/---

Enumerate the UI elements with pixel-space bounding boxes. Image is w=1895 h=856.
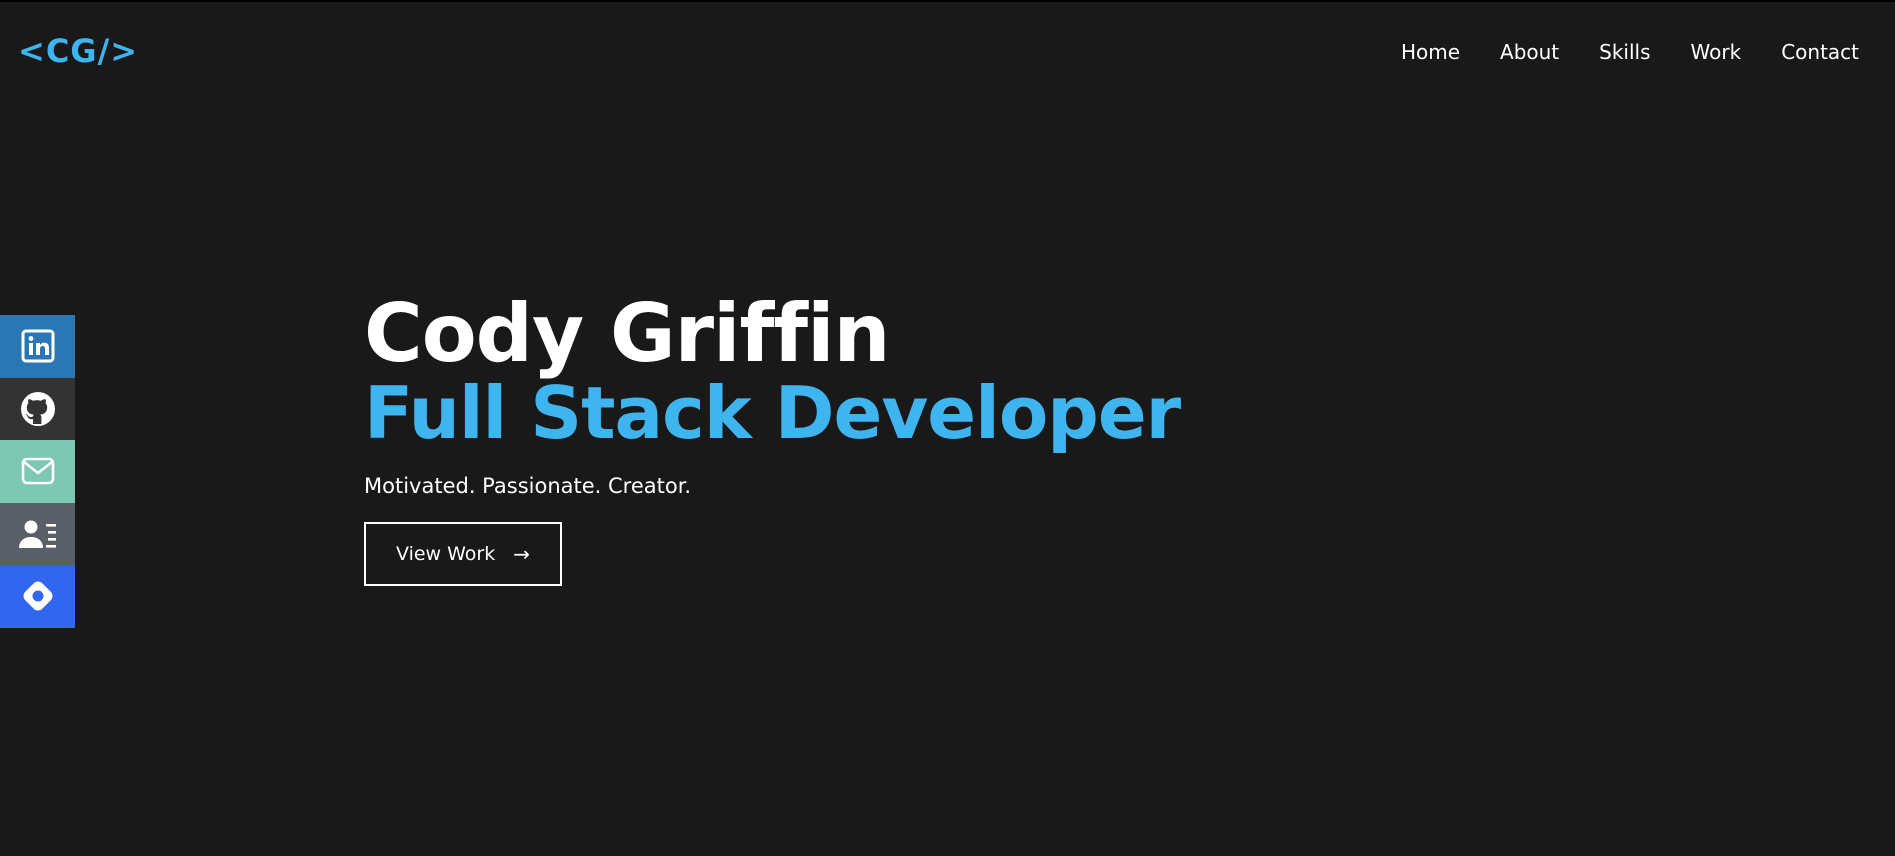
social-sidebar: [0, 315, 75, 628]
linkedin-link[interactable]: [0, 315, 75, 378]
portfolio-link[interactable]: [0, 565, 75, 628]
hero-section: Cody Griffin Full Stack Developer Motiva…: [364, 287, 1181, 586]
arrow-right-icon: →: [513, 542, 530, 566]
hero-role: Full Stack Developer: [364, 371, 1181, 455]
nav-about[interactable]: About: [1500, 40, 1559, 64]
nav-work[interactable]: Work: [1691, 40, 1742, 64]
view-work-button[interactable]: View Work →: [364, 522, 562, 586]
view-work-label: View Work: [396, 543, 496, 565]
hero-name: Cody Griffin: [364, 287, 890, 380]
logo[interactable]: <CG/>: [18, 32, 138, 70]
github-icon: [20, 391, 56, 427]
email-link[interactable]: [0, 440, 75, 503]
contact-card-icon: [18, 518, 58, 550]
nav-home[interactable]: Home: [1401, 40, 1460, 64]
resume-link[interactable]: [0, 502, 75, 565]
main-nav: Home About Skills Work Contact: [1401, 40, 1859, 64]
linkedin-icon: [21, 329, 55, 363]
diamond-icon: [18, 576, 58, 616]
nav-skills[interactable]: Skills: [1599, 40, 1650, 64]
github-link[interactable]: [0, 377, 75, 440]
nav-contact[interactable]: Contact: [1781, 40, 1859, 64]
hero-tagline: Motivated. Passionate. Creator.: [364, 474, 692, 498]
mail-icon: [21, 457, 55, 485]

\---

WORK TO COMPLETE: Put every line of the records above into a Markdown table with the columns Row and Line, numbering the rows and skipping blank lines. Leave the pictures out.

SOLUTION FOR THIS PROBLEM:
| Row | Line |
|---|---|
| 1 | Enumerate the UI elements with pixel-space bounding boxes. Image is w=1895 h=856. |
| 2 | social-sidebar: [0, 315, 75, 628] |
| 3 | linkedin-link[interactable]: [0, 315, 75, 378] |
| 4 | portfolio-link[interactable]: [0, 565, 75, 628] |
| 5 | hero-section: Cody Griffin Full Stack Developer Motiva…: [364, 287, 1181, 586] |
| 6 | arrow-right-icon: →: [513, 542, 530, 566] |
| 7 | hero-role: Full Stack Developer: [364, 371, 1181, 455] |
| 8 | nav-about[interactable]: About: [1500, 40, 1559, 64] |
| 9 | nav-work[interactable]: Work: [1691, 40, 1742, 64] |
| 10 | view-work-button[interactable]: View Work →: [364, 522, 562, 586] |
| 11 | view-work-label: View Work: [396, 543, 496, 565] |
| 12 | hero-name: Cody Griffin: [364, 287, 890, 380] |
| 13 | logo[interactable]: <CG/>: [18, 32, 138, 70] |
| 14 | github-icon: [20, 391, 56, 427] |
| 15 | email-link[interactable]: [0, 440, 75, 503] |
| 16 | contact-card-icon: [18, 518, 58, 550] |
| 17 | nav-home[interactable]: Home: [1401, 40, 1460, 64] |
| 18 | resume-link[interactable]: [0, 502, 75, 565] |
| 19 | main-nav: Home About Skills Work Contact: [1401, 40, 1859, 64] |
| 20 | linkedin-icon: [21, 329, 55, 363] |
| 21 | diamond-icon: [18, 576, 58, 616] |
| 22 | nav-skills[interactable]: Skills: [1599, 40, 1650, 64] |
| 23 | github-link[interactable]: [0, 377, 75, 440] |
| 24 | nav-contact[interactable]: Contact: [1781, 40, 1859, 64] |
| 25 | hero-tagline: Motivated. Passionate. Creator.: [364, 474, 692, 498] |
| 26 | mail-icon: [21, 457, 55, 485] |